## Given request
Take the material below and retype it in full; pictures are left out.

(Data records)
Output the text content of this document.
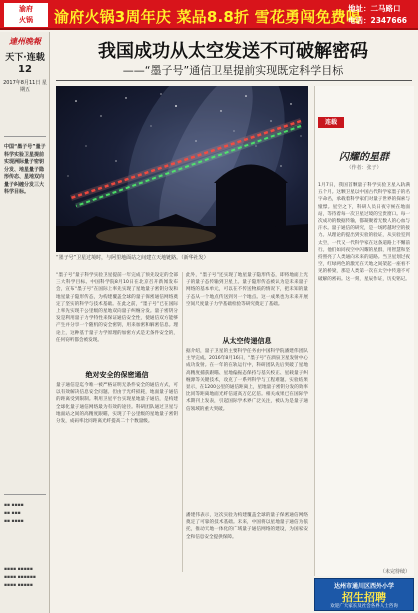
渝府
火锅	渝府火锅3周年庆 菜品8.8折 雪花勇闯免费喝
地址：二马路口
电话：2347666
達州晚報
天下·连载
12
2017年8月11日 星期五
中国“墨子号”量子科学实验卫星提前实现洲际量子密钥分发、地星量子隐形传态、星地双向量子纠缠分发三大科学目标。
▪▪ ▪▪▪▪
▪▪ ▪▪▪
▪▪ ▪▪▪▪
▪▪▪▪ ▪▪▪▪▪
▪▪▪▪ ▪▪▪▪▪▪
▪▪▪▪ ▪▪▪▪▪
我国成功从太空发送不可破解密码
——“墨子号”通信卫星提前实现既定科学目标
“墨子号”卫星过境时，与阿里地面站之间建立天地链路。（新华社发）
“墨子号”量子科学实验卫星提前一年完成了预先设定的全部三大科学目标。中国科学院8月10日在北京召开新闻发布会，宣布“墨子号”在国际上率先实现了星地量子密钥分发和地星量子隐形传态，为构建覆盖全球的量子保密通信网络奠定了坚实的科学与技术基础。在此之前，“墨子号”已在国际上率先实现千公里级的星地双向量子纠缠分发。量子密钥分发是利用量子力学特性来保证通信安全性，使通信双方能够产生并分享一个随机的安全密钥，用来加密和解密信息。理论上，这种基于量子力学原理的加密方式是无条件安全的，任何窃听都会被发现。
绝对安全的保密通信
量子通信是迄今唯一被严格证明无条件安全的通信方式，可以有效解决信息安全问题。但由于光纤损耗，地面量子通信的距离受到限制。利用卫星平台实现星地量子通信，是构建全球化量子通信网络最为有效的途径。科研团队通过卫星与地面站之间的高精度跟瞄，实现了千公里级的星地量子密钥分发，成码率比同距离光纤提高二十个数量级。
此外，“墨子号”还实现了地星量子隐形传态，即将地面上光子的量子态传输到卫星上。量子隐形传态被认为是未来量子网络的基本单元，可以在不传送物质的情况下，把未知的量子态从一个地点传送到另一个地点。这一成果也为未来开展空间尺度量子力学基础检验等研究奠定了基础。
从太空传递信息
据介绍，量子卫星的主要科学任务由中国科学院潘建伟团队主导完成。2016年8月16日，“墨子号”在酒泉卫星发射中心成功发射。在一年的在轨运行中，科研团队先后突破了星地高精度捕获跟瞄、星地偏振态保持与基矢校正、星载量子纠缠源等关键技术，攻克了一系列科学与工程难题。实验结果显示，在1200公里的通信距离上，星地量子密钥分发的效率比同等距离地面光纤信道高万亿亿倍。相关成果已在国际学术期刊上发表，引起国际学术界广泛关注，被认为是量子通信领域的重大突破。
潘建伟表示，这次实验为构建覆盖全球的量子保密通信网络奠定了可靠的技术基础。未来，中国将以星地量子通信为依托，推动天地一体化的广域量子通信网络的建设，为国家安全和信息安全提供保障。
连载
闪耀的星群
（作者：张子）
1月7日，我国首颗量子科学实验卫星入轨满五个月。这颗卫星以中国古代科学家墨子的名字命名，承载着科学家们对量子世界的探索与憧憬。星空之下，科研人员日夜守候在地面站，等待着每一次卫星过境的宝贵窗口。每一次成功的数据传输，都凝聚着无数人的心血与汗水。量子通信的研究，是一场跨越时空的接力。从理论的提出到实验的验证，从实验室到太空，一代又一代科学家在这条道路上不懈前行。他们如同夜空中闪耀的星群，用智慧和坚持照亮了人类通向未来的道路。当卫星划过夜空，红绿两色的激光在天地之间架起一座看不见的桥梁，那是人类第一次在太空中传递不可破解的密码。这一刻，星辰作证，历史铭记。
（未完待续）
达州市通川区西外小学
招生招聘
欢迎广大家长及社会各界人士咨询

## Response to the task
Output the text content of this document.
渝府
火锅	渝府火锅3周年庆 菜品8.8折 雪花勇闯免费喝
地址：二马路口
电话：2347666
達州晚報
天下·连载
12
2017年8月11日 星期五
中国“墨子号”量子科学实验卫星提前实现洲际量子密钥分发、地星量子隐形传态、星地双向量子纠缠分发三大科学目标。
▪▪ ▪▪▪▪
▪▪ ▪▪▪
▪▪ ▪▪▪▪
▪▪▪▪ ▪▪▪▪▪
▪▪▪▪ ▪▪▪▪▪▪
▪▪▪▪ ▪▪▪▪▪
我国成功从太空发送不可破解密码
——“墨子号”通信卫星提前实现既定科学目标
“墨子号”卫星过境时，与阿里地面站之间建立天地链路。（新华社发）
“墨子号”量子科学实验卫星提前一年完成了预先设定的全部三大科学目标。中国科学院8月10日在北京召开新闻发布会，宣布“墨子号”在国际上率先实现了星地量子密钥分发和地星量子隐形传态，为构建覆盖全球的量子保密通信网络奠定了坚实的科学与技术基础。在此之前，“墨子号”已在国际上率先实现千公里级的星地双向量子纠缠分发。量子密钥分发是利用量子力学特性来保证通信安全性，使通信双方能够产生并分享一个随机的安全密钥，用来加密和解密信息。理论上，这种基于量子力学原理的加密方式是无条件安全的，任何窃听都会被发现。
绝对安全的保密通信
量子通信是迄今唯一被严格证明无条件安全的通信方式，可以有效解决信息安全问题。但由于光纤损耗，地面量子通信的距离受到限制。利用卫星平台实现星地量子通信，是构建全球化量子通信网络最为有效的途径。科研团队通过卫星与地面站之间的高精度跟瞄，实现了千公里级的星地量子密钥分发，成码率比同距离光纤提高二十个数量级。
此外，“墨子号”还实现了地星量子隐形传态，即将地面上光子的量子态传输到卫星上。量子隐形传态被认为是未来量子网络的基本单元，可以在不传送物质的情况下，把未知的量子态从一个地点传送到另一个地点。这一成果也为未来开展空间尺度量子力学基础检验等研究奠定了基础。
从太空传递信息
据介绍，量子卫星的主要科学任务由中国科学院潘建伟团队主导完成。2016年8月16日，“墨子号”在酒泉卫星发射中心成功发射。在一年的在轨运行中，科研团队先后突破了星地高精度捕获跟瞄、星地偏振态保持与基矢校正、星载量子纠缠源等关键技术，攻克了一系列科学与工程难题。实验结果显示，在1200公里的通信距离上，星地量子密钥分发的效率比同等距离地面光纤信道高万亿亿倍。相关成果已在国际学术期刊上发表，引起国际学术界广泛关注，被认为是量子通信领域的重大突破。
潘建伟表示，这次实验为构建覆盖全球的量子保密通信网络奠定了可靠的技术基础。未来，中国将以星地量子通信为依托，推动天地一体化的广域量子通信网络的建设，为国家安全和信息安全提供保障。
连载
闪耀的星群
（作者：张子）
1月7日，我国首颗量子科学实验卫星入轨满五个月。这颗卫星以中国古代科学家墨子的名字命名，承载着科学家们对量子世界的探索与憧憬。星空之下，科研人员日夜守候在地面站，等待着每一次卫星过境的宝贵窗口。每一次成功的数据传输，都凝聚着无数人的心血与汗水。量子通信的研究，是一场跨越时空的接力。从理论的提出到实验的验证，从实验室到太空，一代又一代科学家在这条道路上不懈前行。他们如同夜空中闪耀的星群，用智慧和坚持照亮了人类通向未来的道路。当卫星划过夜空，红绿两色的激光在天地之间架起一座看不见的桥梁，那是人类第一次在太空中传递不可破解的密码。这一刻，星辰作证，历史铭记。
（未完待续）
达州市通川区西外小学
招生招聘
欢迎广大家长及社会各界人士咨询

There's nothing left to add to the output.